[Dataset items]
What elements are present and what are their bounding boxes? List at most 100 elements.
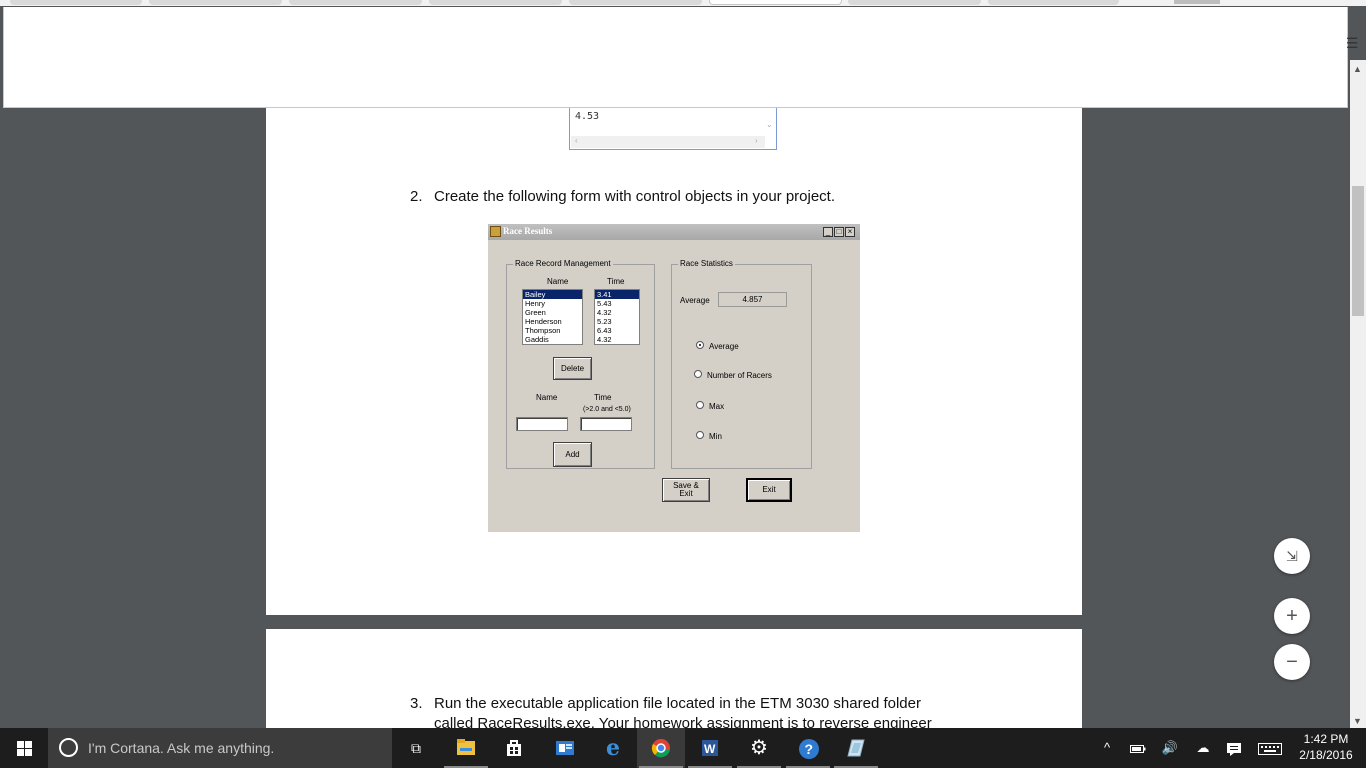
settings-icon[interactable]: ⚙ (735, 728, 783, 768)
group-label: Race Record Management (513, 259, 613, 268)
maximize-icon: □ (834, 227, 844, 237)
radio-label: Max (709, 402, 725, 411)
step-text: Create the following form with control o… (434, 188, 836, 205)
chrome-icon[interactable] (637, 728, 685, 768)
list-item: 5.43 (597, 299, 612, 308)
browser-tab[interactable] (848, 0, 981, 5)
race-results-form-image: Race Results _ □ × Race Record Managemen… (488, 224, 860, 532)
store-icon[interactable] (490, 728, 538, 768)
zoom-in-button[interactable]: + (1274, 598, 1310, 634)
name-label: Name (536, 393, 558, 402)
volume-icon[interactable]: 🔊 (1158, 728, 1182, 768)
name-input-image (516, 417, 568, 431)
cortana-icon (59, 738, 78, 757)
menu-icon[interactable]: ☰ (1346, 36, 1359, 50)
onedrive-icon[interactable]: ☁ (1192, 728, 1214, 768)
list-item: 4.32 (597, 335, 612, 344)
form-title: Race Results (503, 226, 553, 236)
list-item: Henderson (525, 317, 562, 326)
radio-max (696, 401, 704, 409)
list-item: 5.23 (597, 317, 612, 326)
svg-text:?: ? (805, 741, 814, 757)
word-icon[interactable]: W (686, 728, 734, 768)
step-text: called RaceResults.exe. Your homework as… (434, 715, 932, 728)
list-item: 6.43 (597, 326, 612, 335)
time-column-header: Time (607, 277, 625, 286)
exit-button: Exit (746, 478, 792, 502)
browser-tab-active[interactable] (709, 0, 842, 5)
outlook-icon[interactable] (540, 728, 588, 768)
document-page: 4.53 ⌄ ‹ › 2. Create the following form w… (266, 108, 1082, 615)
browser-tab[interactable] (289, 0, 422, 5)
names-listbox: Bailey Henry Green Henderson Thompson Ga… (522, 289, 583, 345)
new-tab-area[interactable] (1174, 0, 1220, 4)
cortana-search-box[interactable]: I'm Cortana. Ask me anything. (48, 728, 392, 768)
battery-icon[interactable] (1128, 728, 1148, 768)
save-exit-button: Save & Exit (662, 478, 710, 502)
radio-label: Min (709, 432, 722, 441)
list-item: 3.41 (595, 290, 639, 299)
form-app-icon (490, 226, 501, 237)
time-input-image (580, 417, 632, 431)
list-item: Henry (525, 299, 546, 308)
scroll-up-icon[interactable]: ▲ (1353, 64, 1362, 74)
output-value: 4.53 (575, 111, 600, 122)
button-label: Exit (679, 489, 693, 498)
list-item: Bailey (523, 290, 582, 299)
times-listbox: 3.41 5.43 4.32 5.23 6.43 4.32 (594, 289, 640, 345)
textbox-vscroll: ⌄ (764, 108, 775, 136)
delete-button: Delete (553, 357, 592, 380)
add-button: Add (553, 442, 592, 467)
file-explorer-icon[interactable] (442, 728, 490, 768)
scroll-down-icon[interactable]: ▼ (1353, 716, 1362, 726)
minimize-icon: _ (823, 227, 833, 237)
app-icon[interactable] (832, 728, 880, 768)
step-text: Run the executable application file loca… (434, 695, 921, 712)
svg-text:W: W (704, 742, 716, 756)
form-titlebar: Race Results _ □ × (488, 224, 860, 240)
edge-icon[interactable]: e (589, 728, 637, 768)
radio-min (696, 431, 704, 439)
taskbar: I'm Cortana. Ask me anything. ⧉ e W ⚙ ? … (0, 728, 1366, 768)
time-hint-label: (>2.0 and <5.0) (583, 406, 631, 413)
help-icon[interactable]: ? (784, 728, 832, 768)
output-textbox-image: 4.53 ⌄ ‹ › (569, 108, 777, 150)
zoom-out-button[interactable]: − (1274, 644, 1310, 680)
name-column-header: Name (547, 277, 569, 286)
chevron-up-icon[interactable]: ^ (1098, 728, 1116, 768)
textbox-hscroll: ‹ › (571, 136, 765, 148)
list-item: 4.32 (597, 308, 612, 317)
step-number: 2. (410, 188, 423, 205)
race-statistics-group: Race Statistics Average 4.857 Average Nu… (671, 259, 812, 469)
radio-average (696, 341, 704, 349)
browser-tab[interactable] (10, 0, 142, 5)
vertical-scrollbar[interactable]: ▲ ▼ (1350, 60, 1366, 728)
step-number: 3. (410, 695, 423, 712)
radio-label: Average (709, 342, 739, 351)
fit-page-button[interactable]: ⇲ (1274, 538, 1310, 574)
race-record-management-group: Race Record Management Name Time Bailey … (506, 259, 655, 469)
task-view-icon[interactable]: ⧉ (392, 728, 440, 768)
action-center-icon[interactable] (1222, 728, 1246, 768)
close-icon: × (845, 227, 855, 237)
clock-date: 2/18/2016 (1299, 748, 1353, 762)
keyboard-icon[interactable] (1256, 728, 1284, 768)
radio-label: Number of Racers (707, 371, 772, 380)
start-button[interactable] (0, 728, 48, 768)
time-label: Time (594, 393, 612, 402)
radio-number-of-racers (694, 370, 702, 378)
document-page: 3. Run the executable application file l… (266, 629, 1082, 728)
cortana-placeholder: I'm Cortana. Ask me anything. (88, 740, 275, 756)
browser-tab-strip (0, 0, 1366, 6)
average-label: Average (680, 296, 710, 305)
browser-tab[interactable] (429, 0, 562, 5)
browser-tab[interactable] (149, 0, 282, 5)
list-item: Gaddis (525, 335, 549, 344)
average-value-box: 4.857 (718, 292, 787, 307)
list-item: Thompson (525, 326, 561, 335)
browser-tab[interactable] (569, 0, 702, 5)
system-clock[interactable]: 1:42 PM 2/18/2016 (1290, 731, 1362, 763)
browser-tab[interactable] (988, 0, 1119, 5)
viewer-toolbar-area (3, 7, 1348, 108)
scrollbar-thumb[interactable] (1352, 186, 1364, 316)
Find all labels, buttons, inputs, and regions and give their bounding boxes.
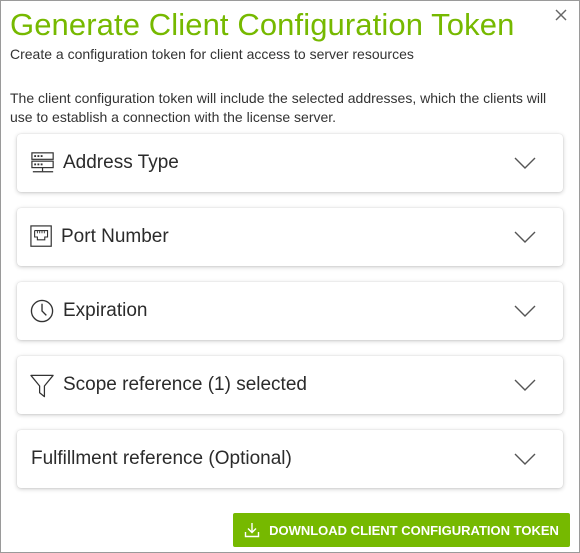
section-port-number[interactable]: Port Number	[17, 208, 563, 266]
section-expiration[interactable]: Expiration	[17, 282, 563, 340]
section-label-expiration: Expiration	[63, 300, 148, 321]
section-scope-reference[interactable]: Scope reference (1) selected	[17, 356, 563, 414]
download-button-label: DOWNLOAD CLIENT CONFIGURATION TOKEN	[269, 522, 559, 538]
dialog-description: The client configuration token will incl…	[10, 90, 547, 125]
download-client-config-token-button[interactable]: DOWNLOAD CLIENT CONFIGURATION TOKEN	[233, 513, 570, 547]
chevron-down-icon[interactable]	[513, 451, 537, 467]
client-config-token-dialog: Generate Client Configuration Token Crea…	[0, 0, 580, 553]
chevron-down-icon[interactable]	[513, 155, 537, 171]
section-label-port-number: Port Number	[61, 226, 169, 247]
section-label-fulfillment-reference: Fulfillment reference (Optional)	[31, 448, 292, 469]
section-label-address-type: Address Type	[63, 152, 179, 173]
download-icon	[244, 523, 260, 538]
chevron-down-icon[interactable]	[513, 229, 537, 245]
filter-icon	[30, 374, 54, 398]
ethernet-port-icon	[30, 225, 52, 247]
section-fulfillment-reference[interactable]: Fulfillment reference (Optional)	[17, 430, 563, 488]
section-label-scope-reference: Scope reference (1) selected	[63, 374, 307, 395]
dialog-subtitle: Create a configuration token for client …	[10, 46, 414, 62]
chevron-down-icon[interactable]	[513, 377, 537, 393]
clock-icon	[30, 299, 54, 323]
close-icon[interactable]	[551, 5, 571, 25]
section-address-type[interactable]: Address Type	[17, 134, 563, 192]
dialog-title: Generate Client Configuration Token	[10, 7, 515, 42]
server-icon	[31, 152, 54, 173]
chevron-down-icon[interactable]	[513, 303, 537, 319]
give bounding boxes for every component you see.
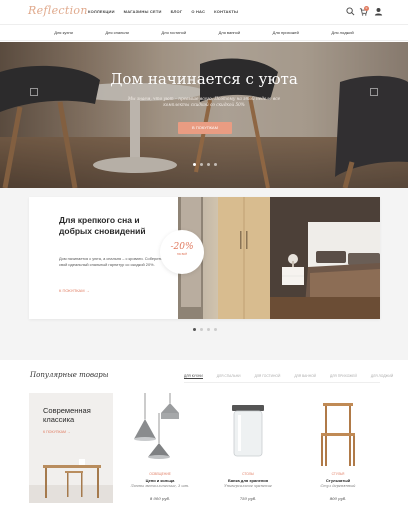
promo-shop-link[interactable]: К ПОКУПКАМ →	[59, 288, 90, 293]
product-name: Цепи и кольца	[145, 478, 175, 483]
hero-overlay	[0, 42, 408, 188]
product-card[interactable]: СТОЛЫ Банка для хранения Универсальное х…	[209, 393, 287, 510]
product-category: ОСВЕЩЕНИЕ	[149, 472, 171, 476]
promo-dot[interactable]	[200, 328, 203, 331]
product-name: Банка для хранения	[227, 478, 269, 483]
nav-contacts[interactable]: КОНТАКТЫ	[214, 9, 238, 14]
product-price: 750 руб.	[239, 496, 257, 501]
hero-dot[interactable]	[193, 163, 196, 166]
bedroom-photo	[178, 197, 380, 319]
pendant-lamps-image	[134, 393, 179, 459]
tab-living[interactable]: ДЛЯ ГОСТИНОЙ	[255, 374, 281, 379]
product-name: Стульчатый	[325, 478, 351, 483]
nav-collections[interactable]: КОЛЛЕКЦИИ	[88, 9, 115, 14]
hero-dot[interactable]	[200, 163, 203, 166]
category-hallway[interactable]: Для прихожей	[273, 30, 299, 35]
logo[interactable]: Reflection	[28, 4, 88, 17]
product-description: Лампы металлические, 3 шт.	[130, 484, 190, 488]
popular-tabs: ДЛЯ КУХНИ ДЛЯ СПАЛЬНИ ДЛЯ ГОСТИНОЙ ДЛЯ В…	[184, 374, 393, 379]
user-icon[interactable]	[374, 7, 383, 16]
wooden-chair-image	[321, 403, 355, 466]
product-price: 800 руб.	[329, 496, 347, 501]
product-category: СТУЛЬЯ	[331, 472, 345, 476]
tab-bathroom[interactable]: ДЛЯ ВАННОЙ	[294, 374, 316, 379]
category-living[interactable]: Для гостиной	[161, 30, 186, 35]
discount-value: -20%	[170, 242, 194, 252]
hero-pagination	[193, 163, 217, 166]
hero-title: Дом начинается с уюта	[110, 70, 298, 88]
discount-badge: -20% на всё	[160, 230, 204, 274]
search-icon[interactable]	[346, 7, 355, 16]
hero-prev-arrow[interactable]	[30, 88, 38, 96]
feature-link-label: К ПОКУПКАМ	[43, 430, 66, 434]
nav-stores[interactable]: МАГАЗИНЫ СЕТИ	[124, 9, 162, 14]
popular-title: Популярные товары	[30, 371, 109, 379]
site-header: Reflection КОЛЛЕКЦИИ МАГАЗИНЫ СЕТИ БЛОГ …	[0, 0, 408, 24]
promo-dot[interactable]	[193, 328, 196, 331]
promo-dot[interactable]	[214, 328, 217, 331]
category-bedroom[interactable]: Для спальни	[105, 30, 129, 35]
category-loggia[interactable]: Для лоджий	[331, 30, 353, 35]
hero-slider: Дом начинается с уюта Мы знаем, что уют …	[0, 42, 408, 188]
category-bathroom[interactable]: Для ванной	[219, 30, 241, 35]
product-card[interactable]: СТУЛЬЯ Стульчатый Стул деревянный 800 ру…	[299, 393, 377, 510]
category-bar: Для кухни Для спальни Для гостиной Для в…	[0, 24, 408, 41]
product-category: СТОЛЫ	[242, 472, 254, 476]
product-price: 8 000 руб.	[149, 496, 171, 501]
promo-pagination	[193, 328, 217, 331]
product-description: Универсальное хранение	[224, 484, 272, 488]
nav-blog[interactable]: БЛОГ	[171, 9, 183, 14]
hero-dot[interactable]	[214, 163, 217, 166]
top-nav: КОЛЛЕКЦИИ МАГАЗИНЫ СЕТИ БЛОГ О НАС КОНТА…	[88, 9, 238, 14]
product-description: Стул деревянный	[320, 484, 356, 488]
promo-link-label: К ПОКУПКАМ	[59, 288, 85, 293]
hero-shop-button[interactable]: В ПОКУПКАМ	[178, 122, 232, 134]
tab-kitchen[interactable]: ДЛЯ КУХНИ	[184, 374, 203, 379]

_What you have to do_.
Convert the lines of the entries above, from the line with "promo-shop-link[interactable]: К ПОКУПКАМ" up to and including the line with "product-description: Лампы металлические, 3", into a numbered list, leaving out any blank lines.

_Task response_.
1. promo-shop-link[interactable]: К ПОКУПКАМ →	[59, 288, 90, 293]
2. product-name: Цепи и кольца	[145, 478, 175, 483]
3. hero-overlay	[0, 42, 408, 188]
4. product-card[interactable]: СТОЛЫ Банка для хранения Универсальное х…	[209, 393, 287, 510]
5. product-category: ОСВЕЩЕНИЕ	[149, 472, 171, 476]
6. promo-dot[interactable]	[200, 328, 203, 331]
7. product-name: Банка для хранения	[227, 478, 269, 483]
8. nav-contacts[interactable]: КОНТАКТЫ	[214, 9, 238, 14]
9. product-price: 750 руб.	[239, 496, 257, 501]
10. hero-dot[interactable]	[193, 163, 196, 166]
11. bedroom-photo	[178, 197, 380, 319]
12. pendant-lamps-image	[134, 393, 179, 459]
13. tab-living[interactable]: ДЛЯ ГОСТИНОЙ	[255, 374, 281, 379]
14. product-name: Стульчатый	[325, 478, 351, 483]
15. nav-collections[interactable]: КОЛЛЕКЦИИ	[88, 9, 115, 14]
16. hero-dot[interactable]	[200, 163, 203, 166]
17. category-hallway[interactable]: Для прихожей	[273, 30, 299, 35]
18. logo[interactable]: Reflection	[28, 4, 88, 17]
19. product-description: Лампы металлические, 3 шт.	[130, 484, 190, 488]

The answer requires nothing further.